▸ **Given task**
Extract all lines in the data that contain the word "SRMTID".

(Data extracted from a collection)
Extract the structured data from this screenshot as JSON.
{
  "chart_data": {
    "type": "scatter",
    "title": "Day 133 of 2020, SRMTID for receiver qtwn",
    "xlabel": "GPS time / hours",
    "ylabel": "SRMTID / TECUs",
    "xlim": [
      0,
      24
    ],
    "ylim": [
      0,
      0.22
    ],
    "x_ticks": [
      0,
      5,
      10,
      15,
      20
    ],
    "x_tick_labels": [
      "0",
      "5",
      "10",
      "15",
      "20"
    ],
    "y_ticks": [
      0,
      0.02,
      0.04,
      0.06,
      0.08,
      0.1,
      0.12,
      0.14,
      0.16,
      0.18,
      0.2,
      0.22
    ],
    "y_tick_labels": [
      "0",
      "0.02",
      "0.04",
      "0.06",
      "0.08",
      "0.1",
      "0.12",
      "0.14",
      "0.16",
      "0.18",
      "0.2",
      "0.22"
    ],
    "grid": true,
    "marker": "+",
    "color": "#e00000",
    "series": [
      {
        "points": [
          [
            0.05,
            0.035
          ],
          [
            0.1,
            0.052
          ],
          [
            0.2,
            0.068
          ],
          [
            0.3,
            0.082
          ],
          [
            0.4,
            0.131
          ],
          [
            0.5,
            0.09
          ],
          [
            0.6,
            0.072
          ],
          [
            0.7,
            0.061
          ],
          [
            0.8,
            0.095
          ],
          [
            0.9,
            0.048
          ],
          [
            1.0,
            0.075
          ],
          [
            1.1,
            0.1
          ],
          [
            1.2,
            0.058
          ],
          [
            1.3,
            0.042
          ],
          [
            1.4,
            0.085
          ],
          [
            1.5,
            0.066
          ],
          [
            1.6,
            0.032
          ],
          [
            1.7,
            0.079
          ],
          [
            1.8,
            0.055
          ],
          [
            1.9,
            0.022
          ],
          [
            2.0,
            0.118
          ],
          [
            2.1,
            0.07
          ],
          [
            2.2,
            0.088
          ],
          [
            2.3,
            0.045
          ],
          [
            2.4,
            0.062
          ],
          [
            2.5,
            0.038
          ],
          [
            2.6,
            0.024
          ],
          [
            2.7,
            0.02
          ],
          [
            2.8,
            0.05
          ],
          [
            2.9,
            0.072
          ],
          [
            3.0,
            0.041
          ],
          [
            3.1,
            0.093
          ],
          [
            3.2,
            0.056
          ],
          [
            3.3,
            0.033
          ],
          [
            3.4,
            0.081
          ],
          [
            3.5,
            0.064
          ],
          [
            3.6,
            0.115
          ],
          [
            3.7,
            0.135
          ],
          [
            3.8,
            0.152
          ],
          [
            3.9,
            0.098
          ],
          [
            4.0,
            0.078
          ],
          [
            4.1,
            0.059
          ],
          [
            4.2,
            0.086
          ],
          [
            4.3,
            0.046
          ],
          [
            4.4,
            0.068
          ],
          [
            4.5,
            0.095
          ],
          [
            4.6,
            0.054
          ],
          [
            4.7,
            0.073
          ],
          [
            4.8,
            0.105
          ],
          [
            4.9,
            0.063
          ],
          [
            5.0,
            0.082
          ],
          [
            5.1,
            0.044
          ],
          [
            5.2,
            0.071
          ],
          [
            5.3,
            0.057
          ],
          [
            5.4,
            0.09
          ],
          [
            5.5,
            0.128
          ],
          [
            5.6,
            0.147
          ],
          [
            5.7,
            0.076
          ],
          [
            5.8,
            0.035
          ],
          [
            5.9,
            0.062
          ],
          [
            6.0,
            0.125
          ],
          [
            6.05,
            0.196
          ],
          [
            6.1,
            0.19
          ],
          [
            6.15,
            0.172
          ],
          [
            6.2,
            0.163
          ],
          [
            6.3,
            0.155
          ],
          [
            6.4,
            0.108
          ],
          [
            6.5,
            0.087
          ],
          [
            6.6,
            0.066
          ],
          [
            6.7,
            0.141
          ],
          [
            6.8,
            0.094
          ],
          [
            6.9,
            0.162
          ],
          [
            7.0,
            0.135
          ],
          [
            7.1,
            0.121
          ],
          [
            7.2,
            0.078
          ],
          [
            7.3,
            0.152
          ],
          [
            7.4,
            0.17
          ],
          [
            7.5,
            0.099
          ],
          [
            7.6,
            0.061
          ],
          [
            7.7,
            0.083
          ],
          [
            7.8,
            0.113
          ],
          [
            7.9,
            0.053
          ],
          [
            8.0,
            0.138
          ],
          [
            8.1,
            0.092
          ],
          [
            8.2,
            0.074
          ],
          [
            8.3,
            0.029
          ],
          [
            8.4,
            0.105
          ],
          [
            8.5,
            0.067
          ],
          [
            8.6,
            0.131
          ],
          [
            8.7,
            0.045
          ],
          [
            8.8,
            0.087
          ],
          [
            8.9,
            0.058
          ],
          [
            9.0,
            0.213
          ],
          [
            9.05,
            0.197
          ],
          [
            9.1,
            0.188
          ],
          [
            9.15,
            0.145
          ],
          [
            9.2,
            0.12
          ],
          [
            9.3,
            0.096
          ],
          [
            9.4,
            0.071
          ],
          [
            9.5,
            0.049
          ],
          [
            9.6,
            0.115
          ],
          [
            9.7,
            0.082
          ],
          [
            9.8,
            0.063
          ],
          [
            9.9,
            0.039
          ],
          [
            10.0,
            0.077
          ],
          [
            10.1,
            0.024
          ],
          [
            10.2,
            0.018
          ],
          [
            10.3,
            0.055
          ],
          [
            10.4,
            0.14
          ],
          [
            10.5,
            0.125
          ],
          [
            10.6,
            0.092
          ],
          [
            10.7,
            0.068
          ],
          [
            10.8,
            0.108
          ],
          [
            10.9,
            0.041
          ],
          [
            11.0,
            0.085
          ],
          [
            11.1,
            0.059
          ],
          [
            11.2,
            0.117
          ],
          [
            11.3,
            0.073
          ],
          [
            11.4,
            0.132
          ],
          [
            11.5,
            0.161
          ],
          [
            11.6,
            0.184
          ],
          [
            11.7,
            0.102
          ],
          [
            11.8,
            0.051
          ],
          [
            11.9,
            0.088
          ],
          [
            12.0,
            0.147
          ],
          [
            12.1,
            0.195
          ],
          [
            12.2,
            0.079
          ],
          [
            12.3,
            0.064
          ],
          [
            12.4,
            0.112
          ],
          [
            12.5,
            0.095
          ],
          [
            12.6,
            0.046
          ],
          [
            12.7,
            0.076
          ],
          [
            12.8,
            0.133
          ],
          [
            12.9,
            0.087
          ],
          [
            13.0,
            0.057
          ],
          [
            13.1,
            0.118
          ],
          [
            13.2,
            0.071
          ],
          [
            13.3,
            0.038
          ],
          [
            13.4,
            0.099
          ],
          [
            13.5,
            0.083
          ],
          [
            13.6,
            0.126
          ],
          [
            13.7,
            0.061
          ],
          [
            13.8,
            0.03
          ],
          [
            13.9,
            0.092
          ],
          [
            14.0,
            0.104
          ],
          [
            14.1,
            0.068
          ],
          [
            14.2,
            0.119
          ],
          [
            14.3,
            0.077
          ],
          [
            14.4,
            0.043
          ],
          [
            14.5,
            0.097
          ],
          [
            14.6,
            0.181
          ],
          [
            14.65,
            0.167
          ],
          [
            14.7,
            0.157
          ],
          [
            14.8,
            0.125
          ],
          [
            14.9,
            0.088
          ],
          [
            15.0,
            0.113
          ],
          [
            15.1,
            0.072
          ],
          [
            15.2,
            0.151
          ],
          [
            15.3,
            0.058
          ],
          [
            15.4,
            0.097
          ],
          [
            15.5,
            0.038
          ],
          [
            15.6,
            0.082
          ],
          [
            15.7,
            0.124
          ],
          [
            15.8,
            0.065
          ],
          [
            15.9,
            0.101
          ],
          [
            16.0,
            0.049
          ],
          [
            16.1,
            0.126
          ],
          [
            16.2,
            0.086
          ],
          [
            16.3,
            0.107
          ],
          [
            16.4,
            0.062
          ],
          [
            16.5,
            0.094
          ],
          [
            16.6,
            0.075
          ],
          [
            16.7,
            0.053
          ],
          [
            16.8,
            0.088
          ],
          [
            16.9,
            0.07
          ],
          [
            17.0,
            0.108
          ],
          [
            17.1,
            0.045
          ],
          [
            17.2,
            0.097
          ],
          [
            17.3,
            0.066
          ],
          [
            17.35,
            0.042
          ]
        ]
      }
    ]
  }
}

▸ **Completed exercise**
    "title": "Day 133 of 2020, SRMTID for receiver qtwn",
    "ylabel": "SRMTID / TECUs",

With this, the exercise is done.